- **WHAT TO DO**
Filter the entries below, keeping only lines with the word "Always".

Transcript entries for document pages
:::

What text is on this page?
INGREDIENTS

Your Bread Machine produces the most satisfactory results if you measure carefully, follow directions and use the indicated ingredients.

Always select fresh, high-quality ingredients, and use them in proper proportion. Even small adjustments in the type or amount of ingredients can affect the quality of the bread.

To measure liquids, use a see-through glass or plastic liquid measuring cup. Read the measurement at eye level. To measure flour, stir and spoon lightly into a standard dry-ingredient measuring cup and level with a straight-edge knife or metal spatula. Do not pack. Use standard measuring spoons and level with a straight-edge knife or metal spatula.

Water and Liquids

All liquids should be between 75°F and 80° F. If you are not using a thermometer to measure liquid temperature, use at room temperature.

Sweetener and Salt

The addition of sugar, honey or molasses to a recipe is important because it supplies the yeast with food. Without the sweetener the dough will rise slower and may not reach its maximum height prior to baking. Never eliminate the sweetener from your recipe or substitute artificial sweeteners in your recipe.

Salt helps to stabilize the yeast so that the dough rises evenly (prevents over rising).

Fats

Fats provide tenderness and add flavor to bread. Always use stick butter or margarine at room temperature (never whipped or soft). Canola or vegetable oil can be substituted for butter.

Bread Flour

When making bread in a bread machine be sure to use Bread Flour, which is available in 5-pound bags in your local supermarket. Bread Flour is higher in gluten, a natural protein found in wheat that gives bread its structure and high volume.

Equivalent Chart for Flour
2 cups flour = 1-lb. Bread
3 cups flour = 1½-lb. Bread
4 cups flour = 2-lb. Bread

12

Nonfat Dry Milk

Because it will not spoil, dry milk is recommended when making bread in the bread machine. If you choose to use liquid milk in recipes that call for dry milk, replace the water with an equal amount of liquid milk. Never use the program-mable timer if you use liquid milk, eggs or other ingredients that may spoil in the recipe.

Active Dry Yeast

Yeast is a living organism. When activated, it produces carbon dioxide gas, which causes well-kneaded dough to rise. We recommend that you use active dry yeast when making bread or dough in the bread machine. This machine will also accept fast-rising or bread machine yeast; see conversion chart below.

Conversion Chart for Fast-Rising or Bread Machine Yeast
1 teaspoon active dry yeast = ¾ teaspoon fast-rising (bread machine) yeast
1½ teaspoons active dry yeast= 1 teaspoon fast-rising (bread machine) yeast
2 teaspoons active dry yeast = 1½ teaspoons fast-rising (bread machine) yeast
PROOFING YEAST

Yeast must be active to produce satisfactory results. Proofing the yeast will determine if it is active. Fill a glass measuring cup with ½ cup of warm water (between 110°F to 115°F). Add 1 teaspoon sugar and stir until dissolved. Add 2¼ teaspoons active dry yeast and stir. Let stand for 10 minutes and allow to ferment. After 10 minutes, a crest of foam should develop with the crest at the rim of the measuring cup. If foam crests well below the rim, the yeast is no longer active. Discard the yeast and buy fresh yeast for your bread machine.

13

:::

- **SOLUTION BELOW**
Always select fresh, high-quality ingredients, and use them in proper proportion. Even small adjustments in the type or amount of ingredients can affect the quality of the bread.
Fats provide tenderness and add flavor to bread. Always use stick butter or margarine at room temperature (never whipped or soft). Canola or vegetable oil can be substituted for butter.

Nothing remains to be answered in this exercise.